Stored dataset items –
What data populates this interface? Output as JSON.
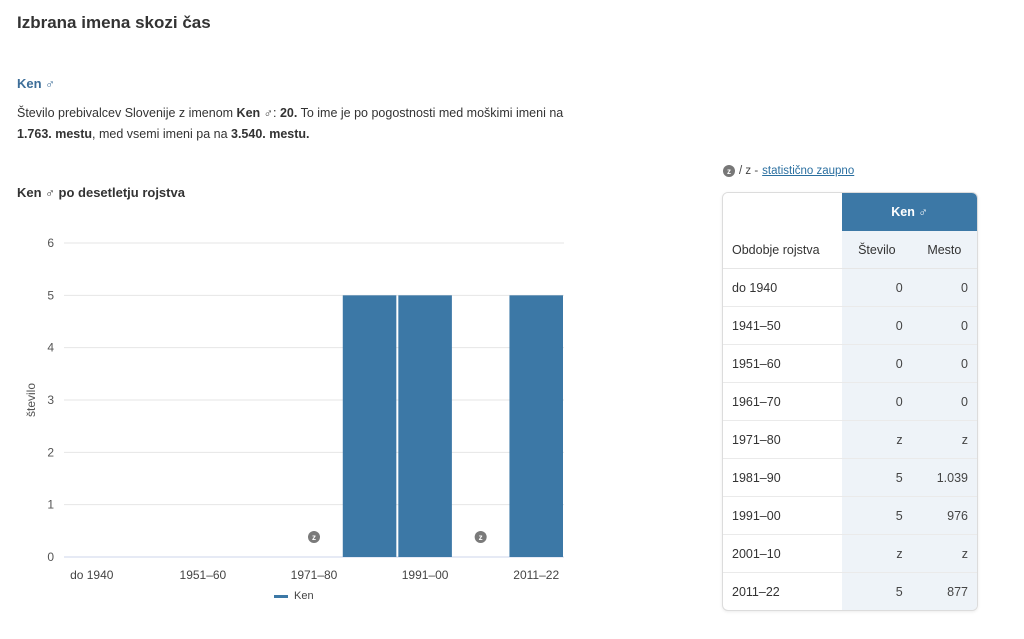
{
  "page_title": "Izbrana imena skozi čas",
  "name_heading": "Ken ♂",
  "description": {
    "p1": "Število prebivalcev Slovenije z imenom ",
    "name": "Ken ♂",
    "p2": ": ",
    "count": "20.",
    "p3": " To ime je po pogostnosti med moškimi imeni na ",
    "rank_male": "1.763. mestu",
    "p4": ", med vsemi imeni pa na ",
    "rank_all": "3.540. mestu."
  },
  "chart_data": {
    "type": "bar",
    "title": "Ken ♂ po desetletju rojstva",
    "categories": [
      "do 1940",
      "1941–50",
      "1951–60",
      "1961–70",
      "1971–80",
      "1981–90",
      "1991–00",
      "2001–10",
      "2011–22"
    ],
    "x_tick_labels": [
      "do 1940",
      "1951–60",
      "1971–80",
      "1991–00",
      "2011–22"
    ],
    "x_tick_categories": [
      "do 1940",
      "1951–60",
      "1971–80",
      "1991–00",
      "2011–22"
    ],
    "series": [
      {
        "name": "Ken",
        "values": [
          0,
          0,
          0,
          0,
          null,
          5,
          5,
          null,
          5
        ]
      }
    ],
    "confidential_markers": [
      "1971–80",
      "2001–10"
    ],
    "confidential_marker_label": "z",
    "ylabel": "število",
    "xlabel": "",
    "ylim": [
      0,
      6
    ],
    "yticks": [
      0,
      1,
      2,
      3,
      4,
      5,
      6
    ],
    "grid": true,
    "legend": "bottom-center",
    "color": "#3c78a6"
  },
  "legend_label": "Ken",
  "confidential_note": {
    "badge": "z",
    "text": "/ z - ",
    "link": "statistično zaupno"
  },
  "table": {
    "name_header": "Ken ♂",
    "col_period": "Obdobje rojstva",
    "col_count": "Število",
    "col_rank": "Mesto",
    "rows": [
      {
        "period": "do 1940",
        "count": "0",
        "rank": "0"
      },
      {
        "period": "1941–50",
        "count": "0",
        "rank": "0"
      },
      {
        "period": "1951–60",
        "count": "0",
        "rank": "0"
      },
      {
        "period": "1961–70",
        "count": "0",
        "rank": "0"
      },
      {
        "period": "1971–80",
        "count": "z",
        "rank": "z"
      },
      {
        "period": "1981–90",
        "count": "5",
        "rank": "1.039"
      },
      {
        "period": "1991–00",
        "count": "5",
        "rank": "976"
      },
      {
        "period": "2001–10",
        "count": "z",
        "rank": "z"
      },
      {
        "period": "2011–22",
        "count": "5",
        "rank": "877"
      }
    ]
  },
  "colors": {
    "accent": "#3c78a6",
    "heading": "#3d6e99",
    "cell_bg": "#eef3f8"
  }
}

Directions – Return the listing above in full and without alteration, excluding its pictures.

Task output –
What data populates this interface? Output as JSON.
{
  "page_title": "Izbrana imena skozi čas",
  "name_heading": "Ken ♂",
  "description": {
    "p1": "Število prebivalcev Slovenije z imenom ",
    "name": "Ken ♂",
    "p2": ": ",
    "count": "20.",
    "p3": " To ime je po pogostnosti med moškimi imeni na ",
    "rank_male": "1.763. mestu",
    "p4": ", med vsemi imeni pa na ",
    "rank_all": "3.540. mestu."
  },
  "chart_data": {
    "type": "bar",
    "title": "Ken ♂ po desetletju rojstva",
    "categories": [
      "do 1940",
      "1941–50",
      "1951–60",
      "1961–70",
      "1971–80",
      "1981–90",
      "1991–00",
      "2001–10",
      "2011–22"
    ],
    "x_tick_labels": [
      "do 1940",
      "1951–60",
      "1971–80",
      "1991–00",
      "2011–22"
    ],
    "x_tick_categories": [
      "do 1940",
      "1951–60",
      "1971–80",
      "1991–00",
      "2011–22"
    ],
    "series": [
      {
        "name": "Ken",
        "values": [
          0,
          0,
          0,
          0,
          null,
          5,
          5,
          null,
          5
        ]
      }
    ],
    "confidential_markers": [
      "1971–80",
      "2001–10"
    ],
    "confidential_marker_label": "z",
    "ylabel": "število",
    "xlabel": "",
    "ylim": [
      0,
      6
    ],
    "yticks": [
      0,
      1,
      2,
      3,
      4,
      5,
      6
    ],
    "grid": true,
    "legend": "bottom-center",
    "color": "#3c78a6"
  },
  "legend_label": "Ken",
  "confidential_note": {
    "badge": "z",
    "text": "/ z - ",
    "link": "statistično zaupno"
  },
  "table": {
    "name_header": "Ken ♂",
    "col_period": "Obdobje rojstva",
    "col_count": "Število",
    "col_rank": "Mesto",
    "rows": [
      {
        "period": "do 1940",
        "count": "0",
        "rank": "0"
      },
      {
        "period": "1941–50",
        "count": "0",
        "rank": "0"
      },
      {
        "period": "1951–60",
        "count": "0",
        "rank": "0"
      },
      {
        "period": "1961–70",
        "count": "0",
        "rank": "0"
      },
      {
        "period": "1971–80",
        "count": "z",
        "rank": "z"
      },
      {
        "period": "1981–90",
        "count": "5",
        "rank": "1.039"
      },
      {
        "period": "1991–00",
        "count": "5",
        "rank": "976"
      },
      {
        "period": "2001–10",
        "count": "z",
        "rank": "z"
      },
      {
        "period": "2011–22",
        "count": "5",
        "rank": "877"
      }
    ]
  },
  "colors": {
    "accent": "#3c78a6",
    "heading": "#3d6e99",
    "cell_bg": "#eef3f8"
  }
}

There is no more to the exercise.